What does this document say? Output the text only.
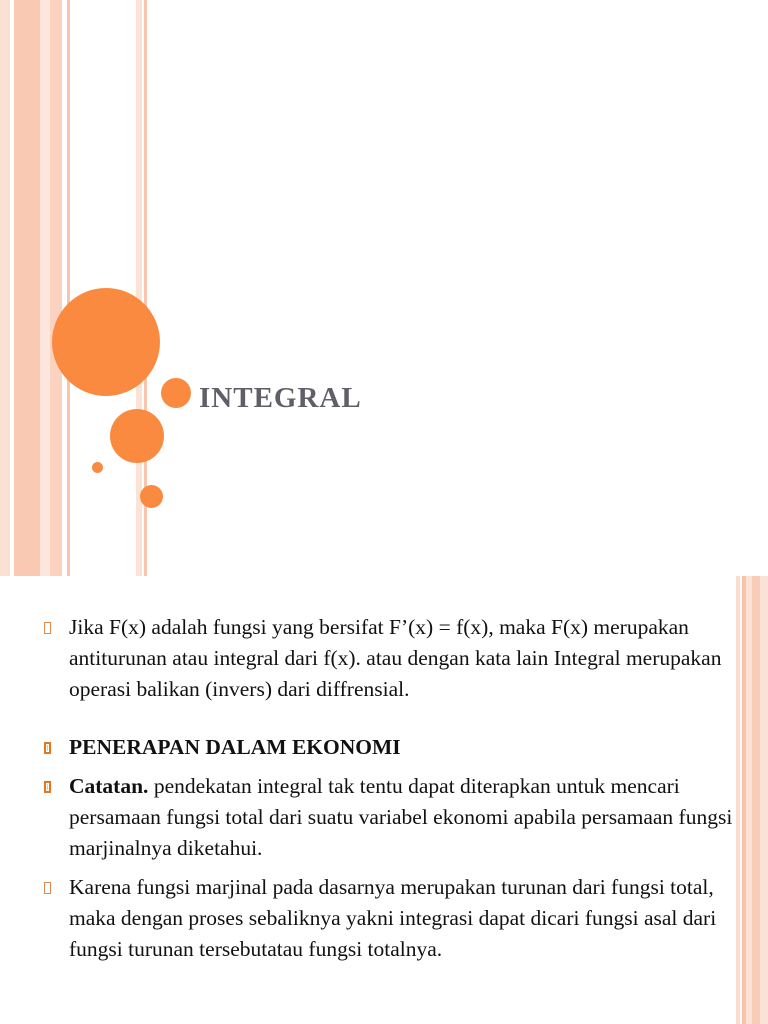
INTEGRAL
Jika F(x) adalah fungsi yang bersifat F’(x) = f(x), maka F(x) merupakan antiturunan atau integral dari f(x). atau dengan kata lain Integral merupakan operasi balikan (invers) dari diffrensial.
PENERAPAN DALAM EKONOMI
Catatan. pendekatan integral tak tentu dapat diterapkan untuk mencari persamaan fungsi total dari suatu variabel ekonomi apabila persamaan fungsi marjinalnya diketahui.
Karena fungsi marjinal pada dasarnya merupakan turunan dari fungsi total, maka dengan proses sebaliknya yakni integrasi dapat dicari fungsi asal dari fungsi turunan tersebutatau fungsi totalnya.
-------
Exercise objective.
Give every line above again exactly, with no pictures.

Written answer.
What does this document say? Output the text only.
INTEGRAL
Jika F(x) adalah fungsi yang bersifat F’(x) = f(x), maka F(x) merupakan antiturunan atau integral dari f(x). atau dengan kata lain Integral merupakan operasi balikan (invers) dari diffrensial.
PENERAPAN DALAM EKONOMI
Catatan. pendekatan integral tak tentu dapat diterapkan untuk mencari persamaan fungsi total dari suatu variabel ekonomi apabila persamaan fungsi marjinalnya diketahui.
Karena fungsi marjinal pada dasarnya merupakan turunan dari fungsi total, maka dengan proses sebaliknya yakni integrasi dapat dicari fungsi asal dari fungsi turunan tersebutatau fungsi totalnya.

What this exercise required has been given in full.